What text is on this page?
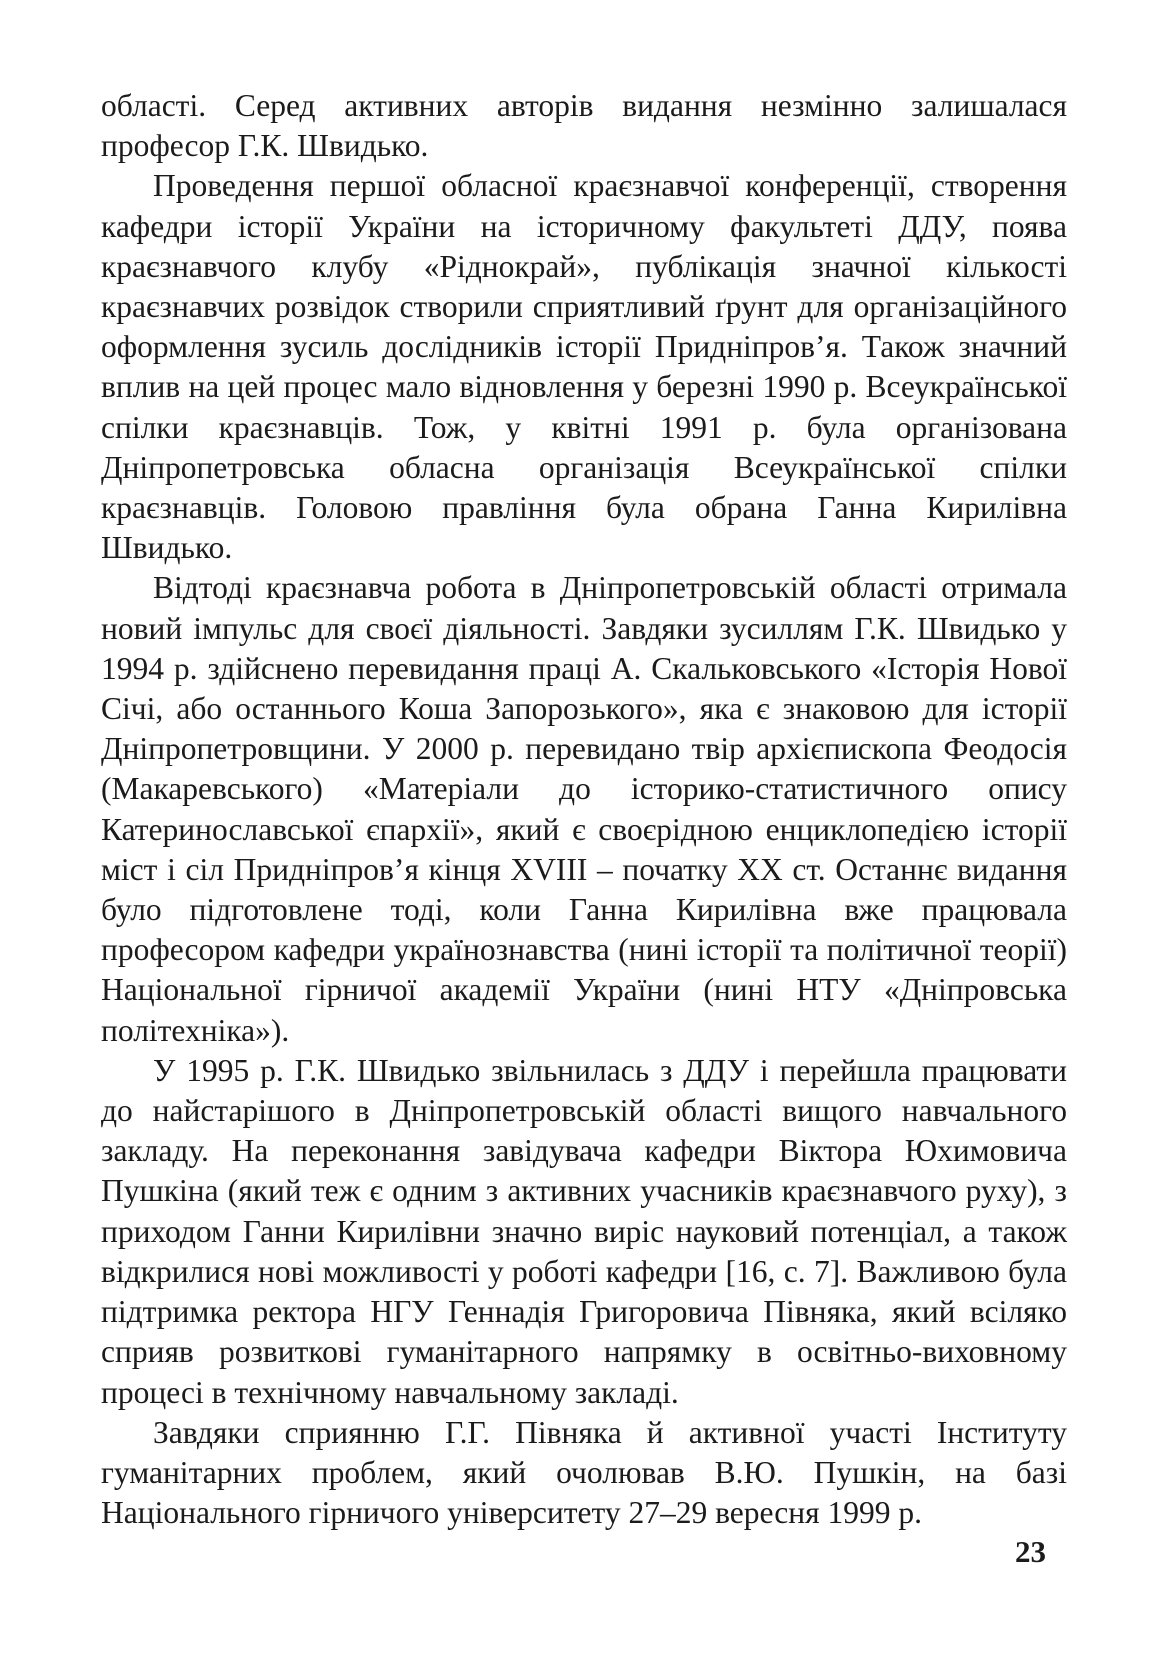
області. Серед активних авторів видання незмінно залишалася професор Г.К. Швидько.

Проведення першої обласної краєзнавчої конференції, створення кафедри історії України на історичному факультеті ДДУ, поява краєзнавчого клубу «Ріднокрай», публікація значної кількості краєзнавчих розвідок створили сприятливий ґрунт для організаційного оформлення зусиль дослідників історії Придніпров’я. Також значний вплив на цей процес мало відновлення у березні 1990 р. Всеукраїнської спілки краєзнавців. Тож, у квітні 1991 р. була організована Дніпропетровська обласна організація Всеукраїнської спілки краєзнавців. Головою правління була обрана Ганна Кирилівна Швидько.

Відтоді краєзнавча робота в Дніпропетровській області отримала новий імпульс для своєї діяльності. Завдяки зусиллям Г.К. Швидько у 1994 р. здійснено перевидання праці А. Скальковського «Історія Нової Січі, або останнього Коша Запорозького», яка є знаковою для історії Дніпропетровщини. У 2000 р. перевидано твір архієпископа Феодосія (Макаревського) «Матеріали до історико-статистичного опису Катеринославської єпархії», який є своєрідною енциклопедією історії міст і сіл Придніпров’я кінця XVIII – початку XX ст. Останнє видання було підготовлене тоді, коли Ганна Кирилівна вже працювала професором кафедри українознавства (нині історії та політичної теорії) Національної гірничої академії України (нині НТУ «Дніпровська політехніка»).

У 1995 р. Г.К. Швидько звільнилась з ДДУ і перейшла працювати до найстарішого в Дніпропетровській області вищого навчального закладу. На переконання завідувача кафедри Віктора Юхимовича Пушкіна (який теж є одним з активних учасників краєзнавчого руху), з приходом Ганни Кирилівни значно виріс науковий потенціал, а також відкрилися нові можливості у роботі кафедри [16, с. 7]. Важливою була підтримка ректора НГУ Геннадія Григоровича Півняка, який всіляко сприяв розвиткові гуманітарного напрямку в освітньо-виховному процесі в технічному навчальному закладі.

Завдяки сприянню Г.Г. Півняка й активної участі Інституту гуманітарних проблем, який очолював В.Ю. Пушкін, на базі Національного гірничого університету 27–29 вересня 1999 р.

23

___

**What you have to do**. Take each line of the material that contains the word "Півняка" and list it.

**Task result**.
У 1995 р. Г.К. Швидько звільнилась з ДДУ і перейшла працювати до найстарішого в Дніпропетровській області вищого навчального закладу. На переконання завідувача кафедри Віктора Юхимовича Пушкіна (який теж є одним з активних учасників краєзнавчого руху), з приходом Ганни Кирилівни значно виріс науковий потенціал, а також відкрилися нові можливості у роботі кафедри [16, с. 7]. Важливою була підтримка ректора НГУ Геннадія Григоровича Півняка, який всіляко сприяв розвиткові гуманітарного напрямку в освітньо-виховному процесі в технічному навчальному закладі.
Завдяки сприянню Г.Г. Півняка й активної участі Інституту гуманітарних проблем, який очолював В.Ю. Пушкін, на базі Національного гірничого університету 27–29 вересня 1999 р.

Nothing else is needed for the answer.